-- begin Records provided --

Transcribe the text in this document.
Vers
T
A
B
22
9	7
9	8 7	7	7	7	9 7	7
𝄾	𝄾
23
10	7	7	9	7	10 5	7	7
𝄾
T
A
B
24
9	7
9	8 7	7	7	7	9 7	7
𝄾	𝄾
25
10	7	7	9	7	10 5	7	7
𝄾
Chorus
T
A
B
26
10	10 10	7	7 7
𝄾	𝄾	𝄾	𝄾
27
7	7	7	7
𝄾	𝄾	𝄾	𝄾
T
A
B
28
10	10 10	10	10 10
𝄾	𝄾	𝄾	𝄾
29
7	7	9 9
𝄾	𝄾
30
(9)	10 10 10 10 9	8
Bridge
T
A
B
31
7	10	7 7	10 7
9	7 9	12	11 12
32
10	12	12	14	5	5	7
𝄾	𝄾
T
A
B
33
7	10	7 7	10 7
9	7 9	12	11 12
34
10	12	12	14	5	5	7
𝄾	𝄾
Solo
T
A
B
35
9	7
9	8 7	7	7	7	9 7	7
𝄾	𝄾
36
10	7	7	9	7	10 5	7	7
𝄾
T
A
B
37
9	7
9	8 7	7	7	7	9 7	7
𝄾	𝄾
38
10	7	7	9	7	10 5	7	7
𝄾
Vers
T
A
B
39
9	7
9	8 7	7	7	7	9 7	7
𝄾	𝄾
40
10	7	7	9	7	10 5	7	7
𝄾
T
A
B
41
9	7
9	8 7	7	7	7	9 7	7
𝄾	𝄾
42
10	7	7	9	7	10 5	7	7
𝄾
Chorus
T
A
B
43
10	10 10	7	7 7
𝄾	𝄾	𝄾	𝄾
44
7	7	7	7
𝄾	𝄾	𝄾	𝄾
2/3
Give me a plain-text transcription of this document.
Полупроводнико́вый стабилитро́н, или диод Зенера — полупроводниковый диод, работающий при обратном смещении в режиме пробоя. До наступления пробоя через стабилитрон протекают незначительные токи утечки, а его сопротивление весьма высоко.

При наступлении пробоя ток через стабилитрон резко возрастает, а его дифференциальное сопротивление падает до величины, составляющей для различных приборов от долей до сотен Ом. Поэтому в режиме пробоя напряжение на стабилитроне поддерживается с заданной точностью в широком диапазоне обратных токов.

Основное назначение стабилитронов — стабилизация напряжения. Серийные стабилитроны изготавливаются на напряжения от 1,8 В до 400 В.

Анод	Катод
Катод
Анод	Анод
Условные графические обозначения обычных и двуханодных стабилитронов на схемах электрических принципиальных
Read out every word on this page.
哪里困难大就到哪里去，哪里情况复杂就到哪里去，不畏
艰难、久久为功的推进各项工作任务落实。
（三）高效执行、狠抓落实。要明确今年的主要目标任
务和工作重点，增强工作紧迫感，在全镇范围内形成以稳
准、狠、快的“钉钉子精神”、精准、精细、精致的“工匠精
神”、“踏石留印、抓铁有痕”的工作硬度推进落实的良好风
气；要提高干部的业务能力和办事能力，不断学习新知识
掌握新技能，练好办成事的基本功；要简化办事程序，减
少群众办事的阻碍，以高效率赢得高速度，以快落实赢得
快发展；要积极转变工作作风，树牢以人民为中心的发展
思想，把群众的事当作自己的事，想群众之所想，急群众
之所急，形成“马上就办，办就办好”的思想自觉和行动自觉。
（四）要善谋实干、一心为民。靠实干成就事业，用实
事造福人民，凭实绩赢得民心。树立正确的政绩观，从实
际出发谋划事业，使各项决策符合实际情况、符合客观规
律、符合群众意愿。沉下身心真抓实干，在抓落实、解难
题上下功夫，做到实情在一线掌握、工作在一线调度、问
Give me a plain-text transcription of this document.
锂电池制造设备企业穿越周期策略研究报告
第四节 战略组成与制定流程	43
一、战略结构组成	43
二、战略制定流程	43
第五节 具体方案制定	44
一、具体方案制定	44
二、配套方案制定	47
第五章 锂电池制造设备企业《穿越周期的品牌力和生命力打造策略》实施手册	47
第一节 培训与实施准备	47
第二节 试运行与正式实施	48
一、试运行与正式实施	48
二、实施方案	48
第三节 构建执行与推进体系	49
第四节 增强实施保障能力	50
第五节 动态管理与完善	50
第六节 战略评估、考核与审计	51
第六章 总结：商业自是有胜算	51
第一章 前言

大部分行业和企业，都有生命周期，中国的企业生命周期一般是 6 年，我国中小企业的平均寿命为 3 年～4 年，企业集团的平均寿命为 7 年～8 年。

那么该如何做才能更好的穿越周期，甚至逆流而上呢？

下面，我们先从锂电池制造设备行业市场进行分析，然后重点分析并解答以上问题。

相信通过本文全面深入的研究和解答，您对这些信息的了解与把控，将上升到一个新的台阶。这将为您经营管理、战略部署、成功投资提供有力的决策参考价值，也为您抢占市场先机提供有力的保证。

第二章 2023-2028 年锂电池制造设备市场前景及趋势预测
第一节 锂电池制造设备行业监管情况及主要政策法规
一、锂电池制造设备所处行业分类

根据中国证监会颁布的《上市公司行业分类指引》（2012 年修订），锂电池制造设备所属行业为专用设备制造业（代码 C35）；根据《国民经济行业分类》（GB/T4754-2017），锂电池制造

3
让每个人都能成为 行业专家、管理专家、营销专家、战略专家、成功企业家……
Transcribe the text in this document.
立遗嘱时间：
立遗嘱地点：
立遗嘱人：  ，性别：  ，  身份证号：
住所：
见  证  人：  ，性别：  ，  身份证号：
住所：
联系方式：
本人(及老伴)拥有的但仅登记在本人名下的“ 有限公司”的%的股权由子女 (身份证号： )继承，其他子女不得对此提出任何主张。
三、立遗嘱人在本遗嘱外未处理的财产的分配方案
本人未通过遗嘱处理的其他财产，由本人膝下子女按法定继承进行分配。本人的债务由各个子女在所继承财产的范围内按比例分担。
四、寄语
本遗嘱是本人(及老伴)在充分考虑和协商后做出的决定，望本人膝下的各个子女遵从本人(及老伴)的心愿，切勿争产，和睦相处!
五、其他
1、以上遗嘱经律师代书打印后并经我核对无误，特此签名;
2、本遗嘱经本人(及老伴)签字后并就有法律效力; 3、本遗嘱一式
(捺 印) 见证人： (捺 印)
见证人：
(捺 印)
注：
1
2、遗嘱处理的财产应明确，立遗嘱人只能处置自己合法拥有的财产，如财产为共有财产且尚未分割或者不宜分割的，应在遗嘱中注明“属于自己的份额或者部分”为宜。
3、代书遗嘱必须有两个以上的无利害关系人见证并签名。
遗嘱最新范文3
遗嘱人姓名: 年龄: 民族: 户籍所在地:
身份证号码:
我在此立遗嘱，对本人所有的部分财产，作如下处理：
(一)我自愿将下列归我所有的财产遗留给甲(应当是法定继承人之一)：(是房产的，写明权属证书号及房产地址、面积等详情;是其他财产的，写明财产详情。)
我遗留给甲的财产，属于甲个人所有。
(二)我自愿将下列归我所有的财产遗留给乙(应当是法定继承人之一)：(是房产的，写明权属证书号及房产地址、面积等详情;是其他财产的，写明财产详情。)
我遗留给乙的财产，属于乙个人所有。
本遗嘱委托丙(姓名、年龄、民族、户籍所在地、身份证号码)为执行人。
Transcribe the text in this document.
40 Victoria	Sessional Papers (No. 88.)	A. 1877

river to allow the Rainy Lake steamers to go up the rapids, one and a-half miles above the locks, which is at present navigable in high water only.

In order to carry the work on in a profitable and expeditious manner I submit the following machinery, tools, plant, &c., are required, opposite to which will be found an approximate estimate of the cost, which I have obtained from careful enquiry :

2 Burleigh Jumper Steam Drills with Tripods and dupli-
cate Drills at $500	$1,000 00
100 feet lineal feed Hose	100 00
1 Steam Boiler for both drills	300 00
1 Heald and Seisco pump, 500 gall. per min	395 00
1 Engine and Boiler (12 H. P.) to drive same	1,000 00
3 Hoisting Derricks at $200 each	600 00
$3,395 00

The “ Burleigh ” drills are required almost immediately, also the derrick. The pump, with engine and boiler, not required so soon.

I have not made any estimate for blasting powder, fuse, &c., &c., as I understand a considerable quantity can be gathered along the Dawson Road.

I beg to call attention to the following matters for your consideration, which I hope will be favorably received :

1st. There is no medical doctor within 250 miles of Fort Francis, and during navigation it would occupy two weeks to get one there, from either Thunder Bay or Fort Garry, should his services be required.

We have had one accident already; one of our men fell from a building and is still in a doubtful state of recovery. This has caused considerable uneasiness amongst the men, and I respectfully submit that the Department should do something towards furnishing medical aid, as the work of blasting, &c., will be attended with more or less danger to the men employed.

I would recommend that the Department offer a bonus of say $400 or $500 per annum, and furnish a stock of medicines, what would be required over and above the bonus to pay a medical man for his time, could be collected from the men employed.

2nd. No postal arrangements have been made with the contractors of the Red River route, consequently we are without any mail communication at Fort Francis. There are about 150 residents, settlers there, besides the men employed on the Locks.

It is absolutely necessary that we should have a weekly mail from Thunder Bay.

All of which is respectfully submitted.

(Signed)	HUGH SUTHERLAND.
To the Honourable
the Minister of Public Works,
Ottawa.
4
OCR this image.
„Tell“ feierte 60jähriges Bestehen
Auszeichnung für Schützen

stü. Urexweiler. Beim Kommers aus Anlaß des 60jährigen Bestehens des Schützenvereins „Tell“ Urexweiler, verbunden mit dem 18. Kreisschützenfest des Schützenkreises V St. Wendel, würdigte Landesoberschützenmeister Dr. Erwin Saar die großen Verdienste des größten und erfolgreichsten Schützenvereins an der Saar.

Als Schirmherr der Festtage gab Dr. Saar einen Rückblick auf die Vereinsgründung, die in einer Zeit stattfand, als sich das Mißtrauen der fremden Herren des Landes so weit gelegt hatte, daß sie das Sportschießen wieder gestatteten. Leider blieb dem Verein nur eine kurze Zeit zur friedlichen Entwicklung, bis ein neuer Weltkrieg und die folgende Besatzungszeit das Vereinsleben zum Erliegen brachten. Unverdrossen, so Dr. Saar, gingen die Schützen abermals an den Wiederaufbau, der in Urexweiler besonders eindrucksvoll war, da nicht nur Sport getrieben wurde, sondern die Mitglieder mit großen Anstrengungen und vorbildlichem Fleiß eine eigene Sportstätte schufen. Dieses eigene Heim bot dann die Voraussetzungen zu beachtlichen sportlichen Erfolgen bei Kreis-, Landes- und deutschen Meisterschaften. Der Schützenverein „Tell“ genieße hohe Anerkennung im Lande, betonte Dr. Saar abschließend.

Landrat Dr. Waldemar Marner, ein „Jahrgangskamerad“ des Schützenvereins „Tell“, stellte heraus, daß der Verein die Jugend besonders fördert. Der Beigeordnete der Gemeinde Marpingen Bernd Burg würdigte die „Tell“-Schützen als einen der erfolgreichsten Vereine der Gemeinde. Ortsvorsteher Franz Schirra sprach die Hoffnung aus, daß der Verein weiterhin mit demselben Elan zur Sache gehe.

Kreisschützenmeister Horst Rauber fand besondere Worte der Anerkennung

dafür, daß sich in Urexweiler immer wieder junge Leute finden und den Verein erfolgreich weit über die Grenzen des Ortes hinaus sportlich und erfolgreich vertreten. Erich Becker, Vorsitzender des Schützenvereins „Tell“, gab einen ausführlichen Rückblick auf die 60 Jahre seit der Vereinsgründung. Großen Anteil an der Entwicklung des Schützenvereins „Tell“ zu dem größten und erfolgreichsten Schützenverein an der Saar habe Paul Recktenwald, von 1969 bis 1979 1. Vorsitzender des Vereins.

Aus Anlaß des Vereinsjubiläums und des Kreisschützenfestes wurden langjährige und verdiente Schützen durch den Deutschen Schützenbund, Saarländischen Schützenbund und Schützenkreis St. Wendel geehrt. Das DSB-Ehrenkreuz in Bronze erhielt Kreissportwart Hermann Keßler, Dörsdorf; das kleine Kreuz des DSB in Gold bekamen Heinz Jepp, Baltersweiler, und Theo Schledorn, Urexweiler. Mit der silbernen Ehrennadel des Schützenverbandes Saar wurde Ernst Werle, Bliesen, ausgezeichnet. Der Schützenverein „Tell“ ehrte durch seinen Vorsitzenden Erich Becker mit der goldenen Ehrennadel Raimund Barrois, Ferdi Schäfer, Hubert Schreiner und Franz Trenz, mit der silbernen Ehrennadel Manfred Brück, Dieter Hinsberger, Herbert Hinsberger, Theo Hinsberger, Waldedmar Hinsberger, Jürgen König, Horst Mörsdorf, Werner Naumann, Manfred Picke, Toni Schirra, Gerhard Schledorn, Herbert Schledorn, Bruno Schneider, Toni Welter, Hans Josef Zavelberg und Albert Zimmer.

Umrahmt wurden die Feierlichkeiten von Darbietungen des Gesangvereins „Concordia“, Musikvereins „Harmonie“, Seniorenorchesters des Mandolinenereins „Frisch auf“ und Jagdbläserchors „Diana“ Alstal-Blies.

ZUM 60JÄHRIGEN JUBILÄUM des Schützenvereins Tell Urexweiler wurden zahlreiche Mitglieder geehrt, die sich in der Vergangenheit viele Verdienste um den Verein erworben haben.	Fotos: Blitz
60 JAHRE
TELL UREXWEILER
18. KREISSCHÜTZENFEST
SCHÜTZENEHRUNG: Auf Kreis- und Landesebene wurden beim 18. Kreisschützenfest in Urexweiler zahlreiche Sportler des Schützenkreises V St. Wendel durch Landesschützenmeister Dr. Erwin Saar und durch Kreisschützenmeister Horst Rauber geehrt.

-- end Records provided --

| Task to carry out |
Copy out every line with the word "which".

| Result of this exercise |
river to allow the Rainy Lake steamers to go up the rapids, one and a-half miles above the locks, which is at present navigable in high water only.
In order to carry the work on in a profitable and expeditious manner I submit the following machinery, tools, plant, &c., are required, opposite to which will be found an approximate estimate of the cost, which I have obtained from careful enquiry :
I beg to call attention to the following matters for your consideration, which I hope will be favorably received :
All of which is respectfully submitted.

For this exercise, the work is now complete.